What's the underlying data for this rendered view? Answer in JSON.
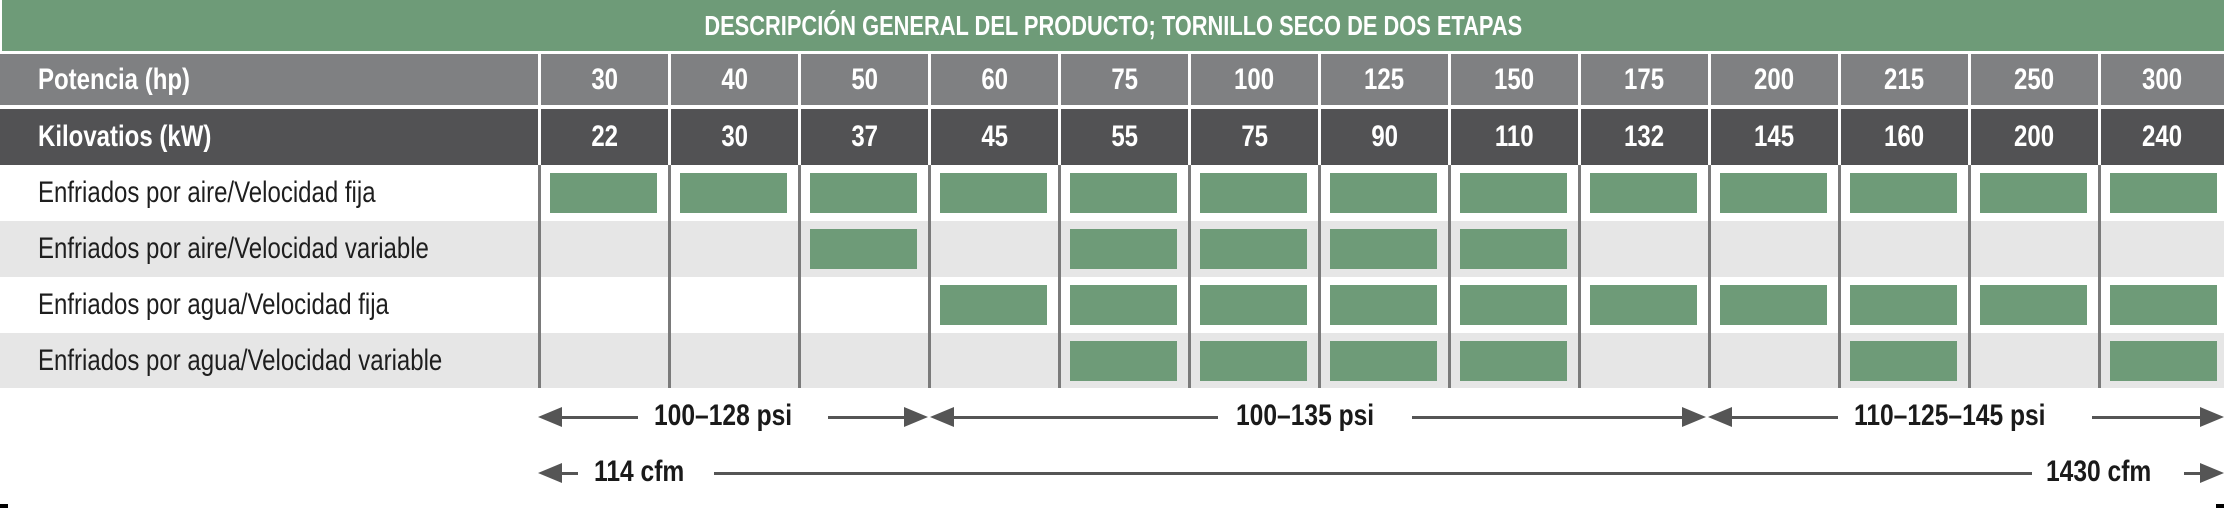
{
  "title": "DESCRIPCIÓN GENERAL DEL PRODUCTO; TORNILLO SECO DE DOS ETAPAS",
  "colors": {
    "accent_green": "#6e9b78",
    "hp_row": "#7f8082",
    "kw_row": "#525254",
    "shade_row": "#e6e6e6"
  },
  "header_rows": {
    "hp": {
      "label": "Potencia (hp)",
      "values": [
        "30",
        "40",
        "50",
        "60",
        "75",
        "100",
        "125",
        "150",
        "175",
        "200",
        "215",
        "250",
        "300"
      ]
    },
    "kw": {
      "label": "Kilovatios (kW)",
      "values": [
        "22",
        "30",
        "37",
        "45",
        "55",
        "75",
        "90",
        "110",
        "132",
        "145",
        "160",
        "200",
        "240"
      ]
    }
  },
  "rows": [
    {
      "label": "Enfriados por aire/Velocidad fija",
      "available": [
        1,
        1,
        1,
        1,
        1,
        1,
        1,
        1,
        1,
        1,
        1,
        1,
        1
      ]
    },
    {
      "label": "Enfriados por aire/Velocidad variable",
      "available": [
        0,
        0,
        1,
        0,
        1,
        1,
        1,
        1,
        0,
        0,
        0,
        0,
        0
      ]
    },
    {
      "label": "Enfriados por agua/Velocidad fija",
      "available": [
        0,
        0,
        0,
        1,
        1,
        1,
        1,
        1,
        1,
        1,
        1,
        1,
        1
      ]
    },
    {
      "label": "Enfriados por agua/Velocidad variable",
      "available": [
        0,
        0,
        0,
        0,
        1,
        1,
        1,
        1,
        0,
        0,
        1,
        0,
        1
      ]
    }
  ],
  "pressure_ranges": [
    {
      "label": "100–128 psi",
      "from_hp": "30",
      "to_hp": "50"
    },
    {
      "label": "100–135 psi",
      "from_hp": "60",
      "to_hp": "175"
    },
    {
      "label": "110–125–145 psi",
      "from_hp": "200",
      "to_hp": "300"
    }
  ],
  "flow_range": {
    "min_label": "114 cfm",
    "max_label": "1430 cfm"
  },
  "chart_data": {
    "type": "table",
    "title": "DESCRIPCIÓN GENERAL DEL PRODUCTO; TORNILLO SECO DE DOS ETAPAS",
    "columns_hp": [
      30,
      40,
      50,
      60,
      75,
      100,
      125,
      150,
      175,
      200,
      215,
      250,
      300
    ],
    "columns_kw": [
      22,
      30,
      37,
      45,
      55,
      75,
      90,
      110,
      132,
      145,
      160,
      200,
      240
    ],
    "series": [
      {
        "name": "Enfriados por aire/Velocidad fija",
        "values": [
          1,
          1,
          1,
          1,
          1,
          1,
          1,
          1,
          1,
          1,
          1,
          1,
          1
        ]
      },
      {
        "name": "Enfriados por aire/Velocidad variable",
        "values": [
          0,
          0,
          1,
          0,
          1,
          1,
          1,
          1,
          0,
          0,
          0,
          0,
          0
        ]
      },
      {
        "name": "Enfriados por agua/Velocidad fija",
        "values": [
          0,
          0,
          0,
          1,
          1,
          1,
          1,
          1,
          1,
          1,
          1,
          1,
          1
        ]
      },
      {
        "name": "Enfriados por agua/Velocidad variable",
        "values": [
          0,
          0,
          0,
          0,
          1,
          1,
          1,
          1,
          0,
          0,
          1,
          0,
          1
        ]
      }
    ],
    "annotations": [
      "100–128 psi (30–50 hp)",
      "100–135 psi (60–175 hp)",
      "110–125–145 psi (200–300 hp)",
      "114 cfm → 1430 cfm"
    ]
  }
}
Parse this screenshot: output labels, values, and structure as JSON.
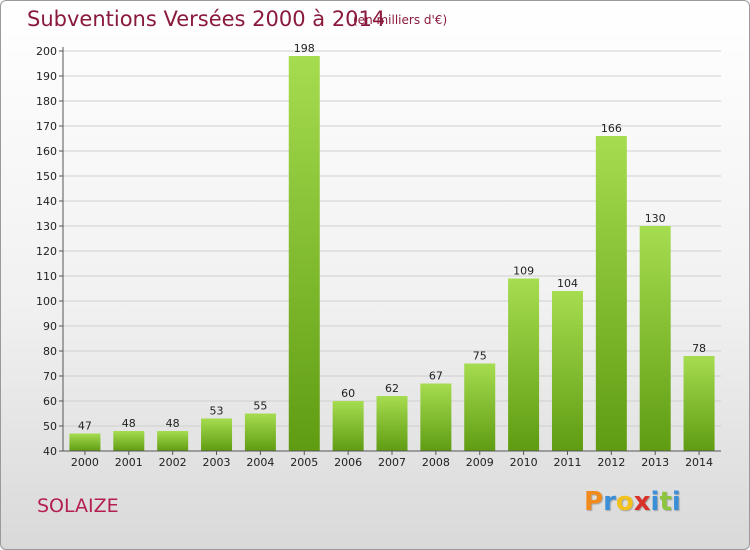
{
  "header": {
    "title": "Subventions Versées 2000 à 2014",
    "subtitle": "(en milliers d'€)"
  },
  "footer": {
    "location": "SOLAIZE",
    "brand": "Proxiti",
    "brand_letters": [
      {
        "ch": "P",
        "color": "#f08a1c"
      },
      {
        "ch": "r",
        "color": "#3b8fd6"
      },
      {
        "ch": "o",
        "color": "#f2c21b"
      },
      {
        "ch": "x",
        "color": "#d9322a"
      },
      {
        "ch": "i",
        "color": "#3b8fd6"
      },
      {
        "ch": "t",
        "color": "#8cc63e"
      },
      {
        "ch": "i",
        "color": "#3b8fd6"
      }
    ]
  },
  "colors": {
    "bar_top": "#a6dc50",
    "bar_bottom": "#5f9c12",
    "grid": "#cfcfcf",
    "axis": "#555555",
    "title": "#8a1a3c",
    "location": "#b3204f"
  },
  "chart_data": {
    "type": "bar",
    "title": "Subventions Versées 2000 à 2014",
    "subtitle": "(en milliers d'€)",
    "categories": [
      "2000",
      "2001",
      "2002",
      "2003",
      "2004",
      "2005",
      "2006",
      "2007",
      "2008",
      "2009",
      "2010",
      "2011",
      "2012",
      "2013",
      "2014"
    ],
    "values": [
      47,
      48,
      48,
      53,
      55,
      198,
      60,
      62,
      67,
      75,
      109,
      104,
      166,
      130,
      78
    ],
    "ylim": [
      40,
      200
    ],
    "yticks": [
      40,
      50,
      60,
      70,
      80,
      90,
      100,
      110,
      120,
      130,
      140,
      150,
      160,
      170,
      180,
      190,
      200
    ],
    "grid": true,
    "xlabel": "",
    "ylabel": ""
  }
}
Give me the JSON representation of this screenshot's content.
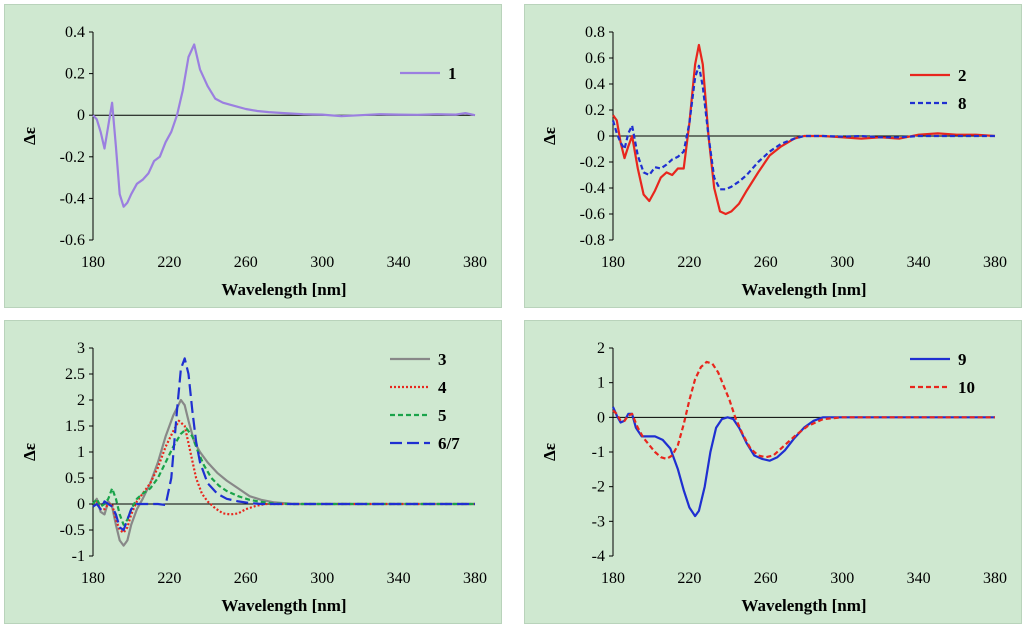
{
  "chart_data": [
    {
      "type": "line",
      "xlabel": "Wavelength [nm]",
      "ylabel": "Δε",
      "xlim": [
        180,
        380
      ],
      "ylim": [
        -0.6,
        0.4
      ],
      "xticks": [
        "180",
        "220",
        "260",
        "300",
        "340",
        "380"
      ],
      "yticks": [
        "0.4",
        "0.2",
        "0",
        "-0.2",
        "-0.4",
        "-0.6"
      ],
      "legend_position": "top-right",
      "series": [
        {
          "name": "1",
          "color": "#9b7fe0",
          "dash": "solid",
          "x": [
            180,
            182,
            184,
            186,
            188,
            190,
            192,
            194,
            196,
            198,
            200,
            203,
            206,
            209,
            212,
            215,
            218,
            221,
            224,
            227,
            230,
            233,
            236,
            240,
            244,
            248,
            252,
            256,
            260,
            266,
            272,
            280,
            290,
            300,
            310,
            320,
            330,
            340,
            350,
            360,
            370,
            375,
            380
          ],
          "y": [
            0,
            -0.02,
            -0.08,
            -0.16,
            -0.05,
            0.06,
            -0.15,
            -0.38,
            -0.44,
            -0.42,
            -0.38,
            -0.33,
            -0.31,
            -0.28,
            -0.22,
            -0.2,
            -0.13,
            -0.08,
            0,
            0.12,
            0.28,
            0.34,
            0.22,
            0.14,
            0.08,
            0.06,
            0.05,
            0.04,
            0.03,
            0.02,
            0.015,
            0.01,
            0.005,
            0.003,
            -0.005,
            0,
            0.005,
            0.003,
            0.002,
            0.005,
            0.003,
            0.01,
            0
          ]
        }
      ]
    },
    {
      "type": "line",
      "xlabel": "Wavelength [nm]",
      "ylabel": "Δε",
      "xlim": [
        180,
        380
      ],
      "ylim": [
        -0.8,
        0.8
      ],
      "xticks": [
        "180",
        "220",
        "260",
        "300",
        "340",
        "380"
      ],
      "yticks": [
        "0.8",
        "0.6",
        "0.4",
        "0.2",
        "0",
        "-0.2",
        "-0.4",
        "-0.6",
        "-0.8"
      ],
      "legend_position": "top-right",
      "series": [
        {
          "name": "2",
          "color": "#e8261d",
          "dash": "solid",
          "x": [
            180,
            182,
            184,
            186,
            188,
            190,
            193,
            196,
            199,
            202,
            205,
            208,
            211,
            214,
            217,
            220,
            223,
            225,
            227,
            230,
            233,
            236,
            239,
            242,
            246,
            250,
            256,
            262,
            268,
            275,
            280,
            290,
            300,
            310,
            320,
            330,
            340,
            350,
            360,
            370,
            380
          ],
          "y": [
            0.16,
            0.12,
            -0.05,
            -0.17,
            -0.08,
            0,
            -0.25,
            -0.45,
            -0.5,
            -0.42,
            -0.32,
            -0.28,
            -0.3,
            -0.25,
            -0.25,
            0.1,
            0.55,
            0.7,
            0.55,
            0,
            -0.4,
            -0.58,
            -0.6,
            -0.58,
            -0.52,
            -0.42,
            -0.28,
            -0.15,
            -0.08,
            -0.02,
            0,
            0,
            -0.01,
            -0.02,
            -0.01,
            -0.02,
            0.01,
            0.02,
            0.01,
            0.01,
            0
          ]
        },
        {
          "name": "8",
          "color": "#1f2fd1",
          "dash": "dash",
          "x": [
            180,
            182,
            184,
            186,
            188,
            190,
            193,
            196,
            199,
            202,
            205,
            208,
            211,
            214,
            217,
            220,
            223,
            225,
            227,
            230,
            233,
            236,
            239,
            242,
            246,
            250,
            256,
            262,
            268,
            275,
            280,
            290,
            300,
            310,
            320,
            330,
            340,
            350,
            360,
            370,
            380
          ],
          "y": [
            0.12,
            0.02,
            -0.05,
            -0.1,
            0.02,
            0.08,
            -0.15,
            -0.28,
            -0.3,
            -0.24,
            -0.25,
            -0.22,
            -0.18,
            -0.16,
            -0.12,
            0.1,
            0.45,
            0.54,
            0.38,
            0,
            -0.32,
            -0.41,
            -0.41,
            -0.39,
            -0.35,
            -0.3,
            -0.2,
            -0.12,
            -0.06,
            -0.02,
            0,
            0,
            -0.005,
            0,
            -0.01,
            -0.01,
            0,
            0,
            0,
            0,
            0
          ]
        }
      ]
    },
    {
      "type": "line",
      "xlabel": "Wavelength [nm]",
      "ylabel": "Δε",
      "xlim": [
        180,
        380
      ],
      "ylim": [
        -1,
        3
      ],
      "xticks": [
        "180",
        "220",
        "260",
        "300",
        "340",
        "380"
      ],
      "yticks": [
        "3",
        "2.5",
        "2",
        "1.5",
        "1",
        "0.5",
        "0",
        "-0.5",
        "-1"
      ],
      "legend_position": "top-right",
      "series": [
        {
          "name": "3",
          "color": "#888888",
          "dash": "solid",
          "x": [
            180,
            182,
            184,
            186,
            188,
            190,
            192,
            194,
            196,
            198,
            200,
            203,
            206,
            210,
            214,
            218,
            222,
            226,
            228,
            230,
            233,
            236,
            240,
            245,
            250,
            256,
            262,
            268,
            275,
            285,
            300,
            320,
            340,
            360,
            380
          ],
          "y": [
            0,
            0.1,
            -0.15,
            -0.2,
            0.05,
            -0.05,
            -0.4,
            -0.7,
            -0.8,
            -0.7,
            -0.4,
            -0.1,
            0.1,
            0.4,
            0.8,
            1.3,
            1.7,
            2.0,
            1.9,
            1.6,
            1.2,
            1.0,
            0.8,
            0.6,
            0.45,
            0.3,
            0.15,
            0.08,
            0.03,
            0,
            0,
            0,
            0,
            0,
            0
          ]
        },
        {
          "name": "4",
          "color": "#e8261d",
          "dash": "dot",
          "x": [
            180,
            182,
            184,
            186,
            188,
            190,
            192,
            194,
            196,
            198,
            200,
            203,
            206,
            210,
            214,
            218,
            222,
            225,
            228,
            231,
            234,
            237,
            240,
            244,
            248,
            252,
            256,
            260,
            265,
            270,
            275,
            285,
            300,
            320,
            340,
            360,
            380
          ],
          "y": [
            0,
            0.05,
            -0.1,
            -0.1,
            0,
            0,
            -0.3,
            -0.5,
            -0.55,
            -0.45,
            -0.2,
            0.05,
            0.2,
            0.4,
            0.7,
            1.1,
            1.4,
            1.6,
            1.5,
            1.0,
            0.5,
            0.2,
            0.05,
            -0.08,
            -0.18,
            -0.2,
            -0.18,
            -0.1,
            -0.04,
            0,
            0,
            0,
            0,
            0,
            0,
            0,
            0
          ]
        },
        {
          "name": "5",
          "color": "#1aa34a",
          "dash": "dash",
          "x": [
            180,
            182,
            184,
            186,
            188,
            190,
            192,
            194,
            196,
            198,
            200,
            203,
            206,
            210,
            214,
            218,
            222,
            226,
            229,
            232,
            235,
            238,
            242,
            246,
            250,
            256,
            262,
            268,
            275,
            285,
            300,
            320,
            340,
            360,
            380
          ],
          "y": [
            0,
            0.1,
            -0.05,
            0,
            0.1,
            0.3,
            0.1,
            -0.2,
            -0.4,
            -0.3,
            -0.1,
            0.1,
            0.2,
            0.3,
            0.5,
            0.8,
            1.1,
            1.35,
            1.45,
            1.3,
            1.0,
            0.75,
            0.5,
            0.35,
            0.25,
            0.15,
            0.08,
            0.04,
            0.01,
            0,
            0,
            0,
            0,
            0,
            0
          ]
        },
        {
          "name": "6/7",
          "color": "#1f2fd1",
          "dash": "longdash",
          "x": [
            180,
            182,
            184,
            186,
            188,
            190,
            192,
            194,
            196,
            198,
            200,
            203,
            206,
            210,
            214,
            218,
            221,
            224,
            226,
            228,
            230,
            232,
            234,
            236,
            240,
            245,
            250,
            256,
            262,
            268,
            275,
            285,
            300,
            320,
            340,
            360,
            380
          ],
          "y": [
            -0.05,
            0,
            -0.1,
            0.05,
            0,
            -0.05,
            -0.2,
            -0.45,
            -0.5,
            -0.3,
            -0.1,
            0,
            0,
            0,
            0,
            -0.02,
            0.5,
            1.8,
            2.6,
            2.8,
            2.5,
            1.8,
            1.2,
            0.8,
            0.4,
            0.2,
            0.1,
            0.05,
            0.02,
            0,
            0,
            0,
            0,
            0,
            0,
            0,
            0
          ]
        }
      ]
    },
    {
      "type": "line",
      "xlabel": "Wavelength [nm]",
      "ylabel": "Δε",
      "xlim": [
        180,
        380
      ],
      "ylim": [
        -4,
        2
      ],
      "xticks": [
        "180",
        "220",
        "260",
        "300",
        "340",
        "380"
      ],
      "yticks": [
        "2",
        "1",
        "0",
        "-1",
        "-2",
        "-3",
        "-4"
      ],
      "legend_position": "top-right",
      "series": [
        {
          "name": "9",
          "color": "#1f2fd1",
          "dash": "solid",
          "x": [
            180,
            182,
            184,
            186,
            188,
            190,
            192,
            195,
            198,
            202,
            206,
            210,
            214,
            217,
            220,
            223,
            225,
            228,
            231,
            234,
            237,
            240,
            243,
            246,
            250,
            254,
            258,
            262,
            266,
            270,
            275,
            280,
            285,
            290,
            300,
            320,
            340,
            360,
            380
          ],
          "y": [
            0.3,
            0.05,
            -0.15,
            -0.1,
            0.1,
            0.1,
            -0.3,
            -0.55,
            -0.55,
            -0.55,
            -0.65,
            -0.9,
            -1.5,
            -2.1,
            -2.6,
            -2.85,
            -2.7,
            -2.0,
            -1.0,
            -0.3,
            -0.05,
            0,
            -0.05,
            -0.3,
            -0.75,
            -1.1,
            -1.2,
            -1.25,
            -1.15,
            -0.95,
            -0.6,
            -0.3,
            -0.1,
            0,
            0,
            0,
            0,
            0,
            0
          ]
        },
        {
          "name": "10",
          "color": "#e8261d",
          "dash": "dash",
          "x": [
            180,
            182,
            184,
            186,
            188,
            190,
            193,
            196,
            199,
            202,
            205,
            208,
            211,
            214,
            217,
            220,
            223,
            226,
            229,
            232,
            235,
            238,
            241,
            244,
            248,
            252,
            256,
            260,
            264,
            268,
            272,
            276,
            282,
            290,
            300,
            320,
            340,
            360,
            380
          ],
          "y": [
            0.2,
            0.1,
            -0.1,
            -0.1,
            0.05,
            0.1,
            -0.3,
            -0.6,
            -0.8,
            -1.0,
            -1.15,
            -1.2,
            -1.1,
            -0.8,
            -0.2,
            0.5,
            1.1,
            1.45,
            1.6,
            1.55,
            1.3,
            0.9,
            0.5,
            0,
            -0.5,
            -0.9,
            -1.1,
            -1.15,
            -1.1,
            -0.9,
            -0.7,
            -0.5,
            -0.25,
            -0.05,
            0,
            0,
            0,
            0,
            0
          ]
        }
      ]
    }
  ]
}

::::

> **WORK TO DO**: Lines that hold the word "this" are the ones to return, every one of them.

> **OUTPUT**:
What's the underlying data for this rendered view? Answer in JSON.
Parse this screenshot: output labels, values, and structure as JSON.
Give me the JSON representation of this screenshot's content.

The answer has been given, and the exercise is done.